- _PROBLEM DESCRIPTION_
Find each line with the word "phần" and copy it.

— begin DATASET RECORDS —

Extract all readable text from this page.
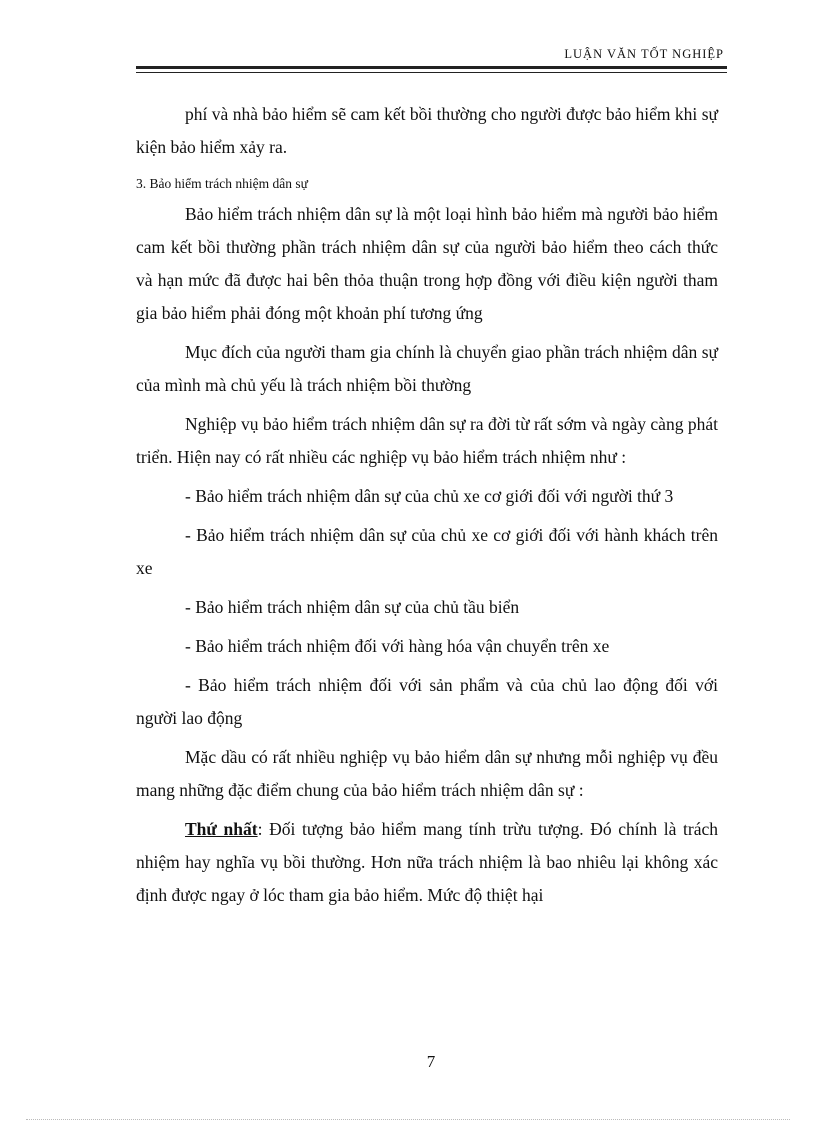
LUẬN VĂN TỐT NGHIỆP

phí và nhà bảo hiểm sẽ cam kết bồi thường cho người được bảo hiểm khi sự kiện bảo hiểm xảy ra.

3. Bảo hiểm trách nhiệm dân sự

Bảo hiểm trách nhiệm dân sự là một loại hình bảo hiểm mà người bảo hiểm cam kết bồi thường phần trách nhiệm dân sự của người bảo hiểm theo cách thức và hạn mức đã được hai bên thỏa thuận trong hợp đồng với điều kiện người tham gia bảo hiểm phải đóng một khoản phí tương ứng

Mục đích của người tham gia chính là chuyển giao phần trách nhiệm dân sự của mình mà chủ yếu là trách nhiệm bồi thường

Nghiệp vụ bảo hiểm trách nhiệm dân sự ra đời từ rất sớm và ngày càng phát triển. Hiện nay có rất nhiều các nghiệp vụ bảo hiểm trách nhiệm như :

- Bảo hiểm trách nhiệm dân sự của chủ xe cơ giới đối với người thứ 3

- Bảo hiểm trách nhiệm dân sự của chủ xe cơ giới đối với hành khách trên xe

- Bảo hiểm trách nhiệm dân sự của chủ tầu biển

- Bảo hiểm trách nhiệm đối với hàng hóa vận chuyển trên xe

- Bảo hiểm trách nhiệm đối với sản phẩm và của chủ lao động đối với người lao động

Mặc dầu có rất nhiều nghiệp vụ bảo hiểm dân sự nhưng mỗi nghiệp vụ đều mang những đặc điểm chung của bảo hiểm trách nhiệm dân sự :

Thứ nhất: Đối tượng bảo hiểm mang tính trừu tượng. Đó chính là trách nhiệm hay nghĩa vụ bồi thường. Hơn nữa trách nhiệm là bao nhiêu lại không xác định được ngay ở lóc tham gia bảo hiểm. Mức độ thiệt hại

7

— end DATASET RECORDS —

- _TASK ANSWER_
Bảo hiểm trách nhiệm dân sự là một loại hình bảo hiểm mà người bảo hiểm cam kết bồi thường phần trách nhiệm dân sự của người bảo hiểm theo cách thức và hạn mức đã được hai bên thỏa thuận trong hợp đồng với điều kiện người tham gia bảo hiểm phải đóng một khoản phí tương ứng
Mục đích của người tham gia chính là chuyển giao phần trách nhiệm dân sự của mình mà chủ yếu là trách nhiệm bồi thường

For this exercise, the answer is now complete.